##### RECORDS SUPPLIED

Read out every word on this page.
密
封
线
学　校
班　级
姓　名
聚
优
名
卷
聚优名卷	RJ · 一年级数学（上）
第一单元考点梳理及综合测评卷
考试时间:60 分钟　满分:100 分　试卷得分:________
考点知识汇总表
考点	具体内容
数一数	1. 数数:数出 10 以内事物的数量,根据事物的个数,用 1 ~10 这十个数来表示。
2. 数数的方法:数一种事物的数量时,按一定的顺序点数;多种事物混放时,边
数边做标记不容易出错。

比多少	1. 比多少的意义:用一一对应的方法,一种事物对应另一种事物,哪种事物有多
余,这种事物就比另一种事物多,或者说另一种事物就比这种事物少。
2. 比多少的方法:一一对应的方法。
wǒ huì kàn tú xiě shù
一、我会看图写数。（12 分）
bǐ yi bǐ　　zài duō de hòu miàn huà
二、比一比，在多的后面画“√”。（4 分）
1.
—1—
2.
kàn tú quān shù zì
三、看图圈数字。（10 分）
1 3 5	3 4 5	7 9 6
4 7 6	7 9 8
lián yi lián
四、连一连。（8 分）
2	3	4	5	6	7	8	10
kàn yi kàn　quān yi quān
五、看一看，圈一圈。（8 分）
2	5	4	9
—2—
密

##########
##### RECORDS SUPPLIED

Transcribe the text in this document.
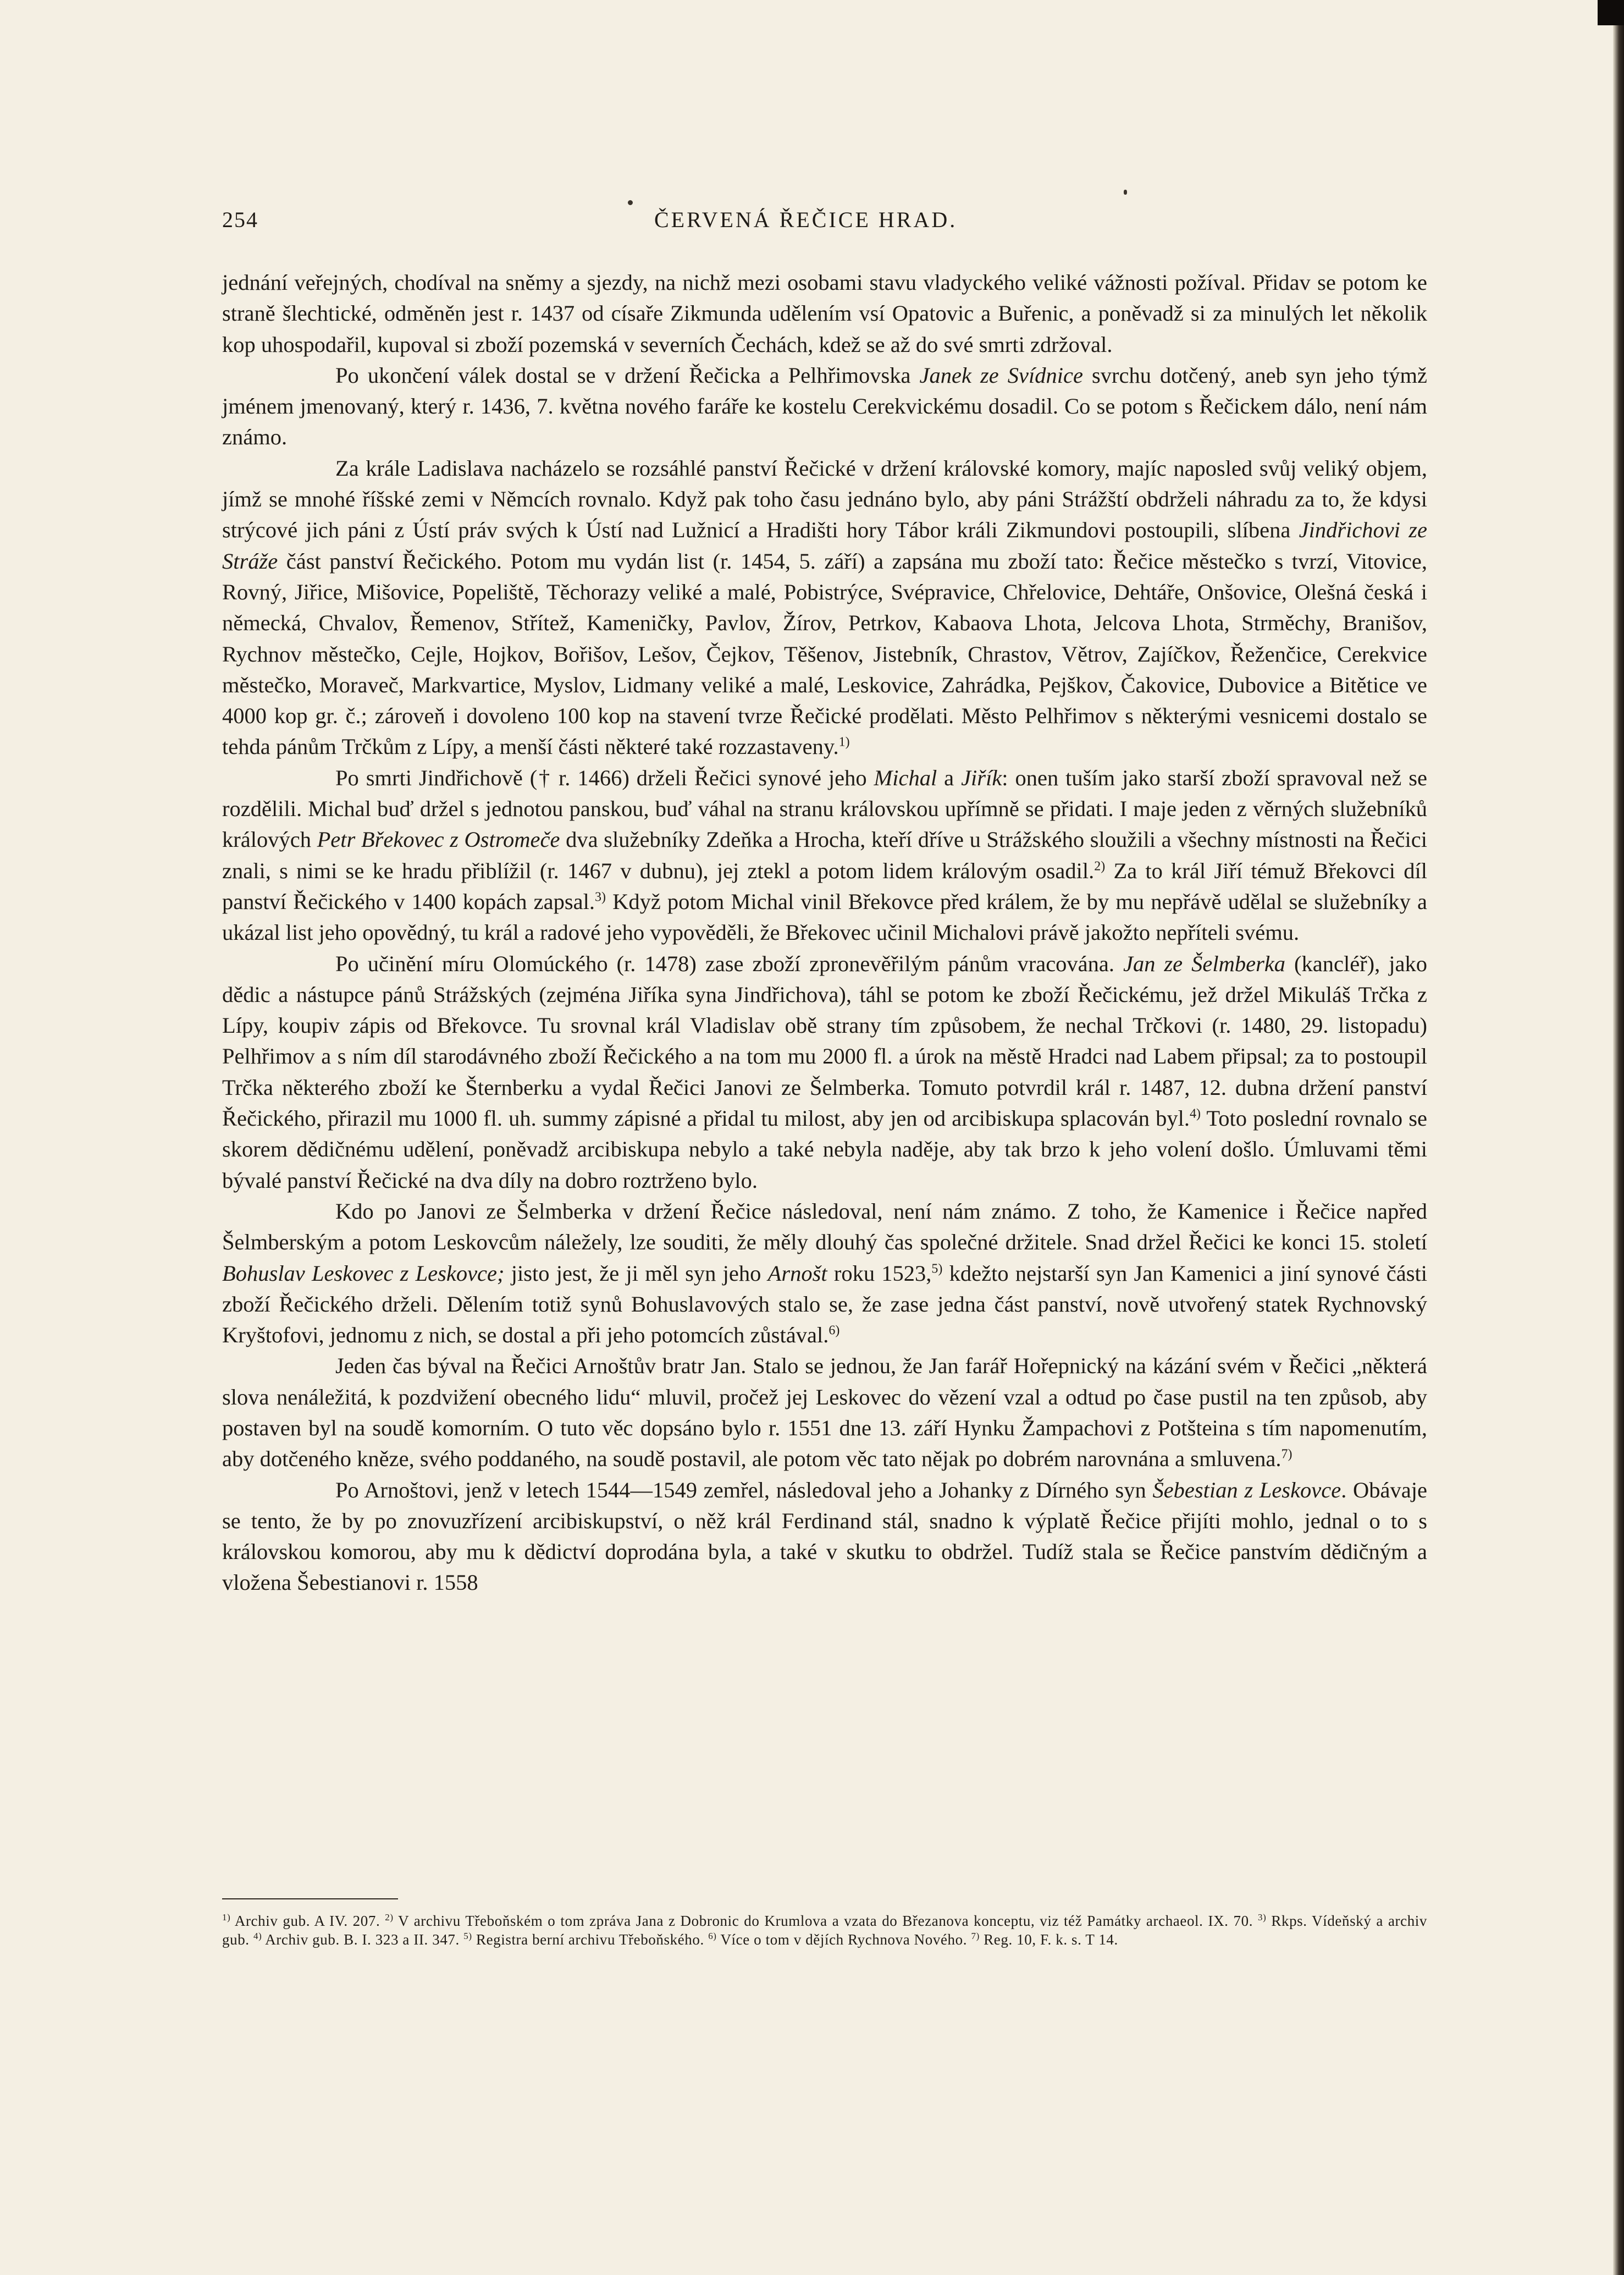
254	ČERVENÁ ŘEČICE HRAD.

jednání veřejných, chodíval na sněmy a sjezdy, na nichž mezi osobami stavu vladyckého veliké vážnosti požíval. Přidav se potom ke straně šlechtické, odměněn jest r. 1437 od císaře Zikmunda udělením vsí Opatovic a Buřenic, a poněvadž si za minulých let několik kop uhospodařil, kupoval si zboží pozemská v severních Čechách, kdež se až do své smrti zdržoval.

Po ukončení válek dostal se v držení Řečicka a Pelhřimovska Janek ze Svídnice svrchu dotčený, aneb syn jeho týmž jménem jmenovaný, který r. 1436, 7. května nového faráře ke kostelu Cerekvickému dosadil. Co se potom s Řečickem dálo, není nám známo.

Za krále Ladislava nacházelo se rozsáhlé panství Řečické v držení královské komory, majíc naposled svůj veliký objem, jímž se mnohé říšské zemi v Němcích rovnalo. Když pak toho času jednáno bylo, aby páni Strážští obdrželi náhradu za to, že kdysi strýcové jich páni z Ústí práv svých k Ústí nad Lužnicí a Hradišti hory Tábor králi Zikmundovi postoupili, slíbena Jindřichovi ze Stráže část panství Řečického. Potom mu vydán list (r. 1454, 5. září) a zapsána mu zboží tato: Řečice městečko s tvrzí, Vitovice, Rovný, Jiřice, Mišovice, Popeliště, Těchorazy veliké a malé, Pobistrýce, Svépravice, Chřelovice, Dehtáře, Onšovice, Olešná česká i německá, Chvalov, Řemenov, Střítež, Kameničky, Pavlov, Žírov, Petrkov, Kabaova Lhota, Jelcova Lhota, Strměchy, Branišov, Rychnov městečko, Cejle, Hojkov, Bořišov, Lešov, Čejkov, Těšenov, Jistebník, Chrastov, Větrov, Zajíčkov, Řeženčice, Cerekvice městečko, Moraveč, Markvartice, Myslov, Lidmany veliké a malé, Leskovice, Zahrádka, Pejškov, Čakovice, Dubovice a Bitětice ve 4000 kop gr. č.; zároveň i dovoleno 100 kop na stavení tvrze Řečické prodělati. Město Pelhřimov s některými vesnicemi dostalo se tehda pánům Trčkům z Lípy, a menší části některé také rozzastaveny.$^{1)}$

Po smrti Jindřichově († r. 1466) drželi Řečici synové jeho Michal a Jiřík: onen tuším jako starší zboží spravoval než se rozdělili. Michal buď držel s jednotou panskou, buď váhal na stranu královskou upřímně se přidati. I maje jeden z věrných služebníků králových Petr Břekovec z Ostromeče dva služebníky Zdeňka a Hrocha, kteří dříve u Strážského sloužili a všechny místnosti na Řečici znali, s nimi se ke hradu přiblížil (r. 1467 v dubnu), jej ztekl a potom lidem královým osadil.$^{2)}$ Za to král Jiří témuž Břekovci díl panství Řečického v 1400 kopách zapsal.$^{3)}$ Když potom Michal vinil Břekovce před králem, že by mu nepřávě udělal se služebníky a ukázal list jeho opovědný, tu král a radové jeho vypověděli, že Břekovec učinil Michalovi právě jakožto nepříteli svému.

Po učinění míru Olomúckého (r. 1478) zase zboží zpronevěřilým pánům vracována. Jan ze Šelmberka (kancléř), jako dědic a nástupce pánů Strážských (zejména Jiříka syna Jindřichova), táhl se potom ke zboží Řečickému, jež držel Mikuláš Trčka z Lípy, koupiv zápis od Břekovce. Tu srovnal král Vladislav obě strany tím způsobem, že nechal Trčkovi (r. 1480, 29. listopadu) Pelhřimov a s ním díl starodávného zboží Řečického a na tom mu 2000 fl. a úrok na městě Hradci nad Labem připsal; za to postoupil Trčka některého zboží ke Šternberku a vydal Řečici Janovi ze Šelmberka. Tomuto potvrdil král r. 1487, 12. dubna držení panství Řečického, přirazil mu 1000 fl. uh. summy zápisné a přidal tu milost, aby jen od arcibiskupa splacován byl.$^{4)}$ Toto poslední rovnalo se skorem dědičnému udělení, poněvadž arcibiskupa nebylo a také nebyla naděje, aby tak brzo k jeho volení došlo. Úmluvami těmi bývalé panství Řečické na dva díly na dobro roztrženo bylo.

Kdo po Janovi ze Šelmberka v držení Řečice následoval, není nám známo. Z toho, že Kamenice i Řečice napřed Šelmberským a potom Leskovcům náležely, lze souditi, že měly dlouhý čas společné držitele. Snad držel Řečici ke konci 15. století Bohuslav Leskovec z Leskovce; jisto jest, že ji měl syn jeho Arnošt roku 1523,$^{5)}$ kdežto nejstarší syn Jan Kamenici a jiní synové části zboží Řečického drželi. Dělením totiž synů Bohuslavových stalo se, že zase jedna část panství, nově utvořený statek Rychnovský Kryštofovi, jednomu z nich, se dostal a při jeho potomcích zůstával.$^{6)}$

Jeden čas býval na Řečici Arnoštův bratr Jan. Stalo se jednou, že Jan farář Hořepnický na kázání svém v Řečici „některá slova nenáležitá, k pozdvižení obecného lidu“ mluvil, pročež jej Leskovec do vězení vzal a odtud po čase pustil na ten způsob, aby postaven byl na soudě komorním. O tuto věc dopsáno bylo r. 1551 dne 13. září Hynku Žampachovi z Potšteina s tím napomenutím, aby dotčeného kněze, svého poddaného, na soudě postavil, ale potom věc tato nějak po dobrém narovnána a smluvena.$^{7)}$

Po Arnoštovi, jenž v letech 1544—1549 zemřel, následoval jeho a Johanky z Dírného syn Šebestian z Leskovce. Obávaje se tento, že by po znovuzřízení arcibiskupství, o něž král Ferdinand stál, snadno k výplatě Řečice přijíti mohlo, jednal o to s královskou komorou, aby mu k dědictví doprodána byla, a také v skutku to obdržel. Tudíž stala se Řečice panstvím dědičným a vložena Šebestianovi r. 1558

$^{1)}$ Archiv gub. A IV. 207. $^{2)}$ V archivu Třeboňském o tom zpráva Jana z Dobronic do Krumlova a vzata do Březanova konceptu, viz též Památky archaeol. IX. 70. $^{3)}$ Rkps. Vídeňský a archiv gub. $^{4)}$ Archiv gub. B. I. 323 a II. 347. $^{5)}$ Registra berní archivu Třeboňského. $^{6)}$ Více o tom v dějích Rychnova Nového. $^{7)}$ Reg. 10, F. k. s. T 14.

##########
##### RECORDS SUPPLIED

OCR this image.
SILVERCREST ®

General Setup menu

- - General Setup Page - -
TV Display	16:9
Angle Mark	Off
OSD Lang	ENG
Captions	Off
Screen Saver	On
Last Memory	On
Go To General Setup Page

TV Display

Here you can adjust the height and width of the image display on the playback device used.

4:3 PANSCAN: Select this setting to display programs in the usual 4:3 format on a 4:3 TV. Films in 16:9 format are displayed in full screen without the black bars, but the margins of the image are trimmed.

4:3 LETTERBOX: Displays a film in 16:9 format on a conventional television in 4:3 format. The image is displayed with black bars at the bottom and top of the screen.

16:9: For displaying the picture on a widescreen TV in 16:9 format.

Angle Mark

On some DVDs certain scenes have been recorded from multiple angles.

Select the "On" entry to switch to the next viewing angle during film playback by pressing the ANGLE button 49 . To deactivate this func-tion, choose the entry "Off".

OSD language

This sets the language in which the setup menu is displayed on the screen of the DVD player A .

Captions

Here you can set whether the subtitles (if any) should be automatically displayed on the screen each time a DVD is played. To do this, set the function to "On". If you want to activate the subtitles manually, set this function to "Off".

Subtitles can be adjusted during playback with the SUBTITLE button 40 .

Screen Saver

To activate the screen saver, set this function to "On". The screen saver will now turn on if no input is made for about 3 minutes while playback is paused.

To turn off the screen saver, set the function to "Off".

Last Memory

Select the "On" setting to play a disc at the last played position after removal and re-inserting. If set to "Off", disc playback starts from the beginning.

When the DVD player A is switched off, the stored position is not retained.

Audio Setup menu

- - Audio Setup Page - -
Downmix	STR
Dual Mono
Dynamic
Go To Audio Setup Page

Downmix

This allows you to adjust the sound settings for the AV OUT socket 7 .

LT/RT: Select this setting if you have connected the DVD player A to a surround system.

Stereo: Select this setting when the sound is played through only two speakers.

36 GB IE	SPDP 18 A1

##########

## WHAT THE TASK ASKS
Search the data for "turn". Copy every line that has it.

## ANSWER
To activate the screen saver, set this function to "On". The screen saver will now turn on if no input is made for about 3 minutes while playback is paused.
To turn off the screen saver, set the function to "Off".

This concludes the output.